- WHAT THE EXERCISE ASKS -
Produce the listing below again, exactly as shown.

- INPUT MATERIAL -
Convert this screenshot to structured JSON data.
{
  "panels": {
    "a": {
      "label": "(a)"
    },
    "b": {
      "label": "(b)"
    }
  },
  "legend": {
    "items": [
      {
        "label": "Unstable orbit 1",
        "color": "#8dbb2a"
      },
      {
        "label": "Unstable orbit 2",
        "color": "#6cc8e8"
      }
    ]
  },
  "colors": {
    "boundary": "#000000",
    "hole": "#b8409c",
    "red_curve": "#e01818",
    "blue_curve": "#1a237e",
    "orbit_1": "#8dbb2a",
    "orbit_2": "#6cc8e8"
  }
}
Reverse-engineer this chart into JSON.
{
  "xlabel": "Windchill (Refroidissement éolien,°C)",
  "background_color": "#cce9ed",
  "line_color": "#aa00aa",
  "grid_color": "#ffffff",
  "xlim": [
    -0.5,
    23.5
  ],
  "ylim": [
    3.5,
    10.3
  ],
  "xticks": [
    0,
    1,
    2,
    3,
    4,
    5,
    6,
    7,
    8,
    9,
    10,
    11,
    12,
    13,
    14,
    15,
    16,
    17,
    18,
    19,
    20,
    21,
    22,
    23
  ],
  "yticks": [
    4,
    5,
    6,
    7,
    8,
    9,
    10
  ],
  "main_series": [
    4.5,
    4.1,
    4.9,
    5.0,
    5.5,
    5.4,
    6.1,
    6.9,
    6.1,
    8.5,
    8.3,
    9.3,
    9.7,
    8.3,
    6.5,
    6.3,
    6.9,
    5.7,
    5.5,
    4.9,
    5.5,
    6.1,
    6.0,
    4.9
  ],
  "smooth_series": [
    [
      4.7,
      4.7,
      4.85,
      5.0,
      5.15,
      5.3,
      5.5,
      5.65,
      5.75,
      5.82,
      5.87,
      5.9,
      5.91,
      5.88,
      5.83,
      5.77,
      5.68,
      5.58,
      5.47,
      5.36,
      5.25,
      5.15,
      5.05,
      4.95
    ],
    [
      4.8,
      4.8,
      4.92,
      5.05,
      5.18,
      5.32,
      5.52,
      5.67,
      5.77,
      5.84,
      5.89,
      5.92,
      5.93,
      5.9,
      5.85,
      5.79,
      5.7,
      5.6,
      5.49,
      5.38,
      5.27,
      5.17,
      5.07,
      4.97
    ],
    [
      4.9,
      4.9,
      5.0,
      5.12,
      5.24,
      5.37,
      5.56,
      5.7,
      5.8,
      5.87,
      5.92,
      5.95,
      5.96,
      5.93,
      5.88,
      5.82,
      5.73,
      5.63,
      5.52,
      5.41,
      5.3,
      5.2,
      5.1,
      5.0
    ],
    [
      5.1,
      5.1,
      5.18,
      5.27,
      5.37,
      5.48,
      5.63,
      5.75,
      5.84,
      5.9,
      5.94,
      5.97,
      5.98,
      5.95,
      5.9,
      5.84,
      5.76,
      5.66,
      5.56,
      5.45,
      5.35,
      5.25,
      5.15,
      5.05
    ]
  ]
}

- EXERCISE OUTPUT -
Convert this screenshot to structured JSON data.
{
  "panels": {
    "a": {
      "label": "(a)"
    },
    "b": {
      "label": "(b)"
    }
  },
  "legend": {
    "items": [
      {
        "label": "Unstable orbit 1",
        "color": "#8dbb2a"
      },
      {
        "label": "Unstable orbit 2",
        "color": "#6cc8e8"
      }
    ]
  },
  "colors": {
    "boundary": "#000000",
    "hole": "#b8409c",
    "red_curve": "#e01818",
    "blue_curve": "#1a237e",
    "orbit_1": "#8dbb2a",
    "orbit_2": "#6cc8e8"
  }
}
Reverse-engineer this chart into JSON.
{
  "xlabel": "Windchill (Refroidissement éolien,°C)",
  "background_color": "#cce9ed",
  "line_color": "#aa00aa",
  "grid_color": "#ffffff",
  "xlim": [
    -0.5,
    23.5
  ],
  "ylim": [
    3.5,
    10.3
  ],
  "xticks": [
    0,
    1,
    2,
    3,
    4,
    5,
    6,
    7,
    8,
    9,
    10,
    11,
    12,
    13,
    14,
    15,
    16,
    17,
    18,
    19,
    20,
    21,
    22,
    23
  ],
  "yticks": [
    4,
    5,
    6,
    7,
    8,
    9,
    10
  ],
  "main_series": [
    4.5,
    4.1,
    4.9,
    5.0,
    5.5,
    5.4,
    6.1,
    6.9,
    6.1,
    8.5,
    8.3,
    9.3,
    9.7,
    8.3,
    6.5,
    6.3,
    6.9,
    5.7,
    5.5,
    4.9,
    5.5,
    6.1,
    6.0,
    4.9
  ],
  "smooth_series": [
    [
      4.7,
      4.7,
      4.85,
      5.0,
      5.15,
      5.3,
      5.5,
      5.65,
      5.75,
      5.82,
      5.87,
      5.9,
      5.91,
      5.88,
      5.83,
      5.77,
      5.68,
      5.58,
      5.47,
      5.36,
      5.25,
      5.15,
      5.05,
      4.95
    ],
    [
      4.8,
      4.8,
      4.92,
      5.05,
      5.18,
      5.32,
      5.52,
      5.67,
      5.77,
      5.84,
      5.89,
      5.92,
      5.93,
      5.9,
      5.85,
      5.79,
      5.7,
      5.6,
      5.49,
      5.38,
      5.27,
      5.17,
      5.07,
      4.97
    ],
    [
      4.9,
      4.9,
      5.0,
      5.12,
      5.24,
      5.37,
      5.56,
      5.7,
      5.8,
      5.87,
      5.92,
      5.95,
      5.96,
      5.93,
      5.88,
      5.82,
      5.73,
      5.63,
      5.52,
      5.41,
      5.3,
      5.2,
      5.1,
      5.0
    ],
    [
      5.1,
      5.1,
      5.18,
      5.27,
      5.37,
      5.48,
      5.63,
      5.75,
      5.84,
      5.9,
      5.94,
      5.97,
      5.98,
      5.95,
      5.9,
      5.84,
      5.76,
      5.66,
      5.56,
      5.45,
      5.35,
      5.25,
      5.15,
      5.05
    ]
  ]
}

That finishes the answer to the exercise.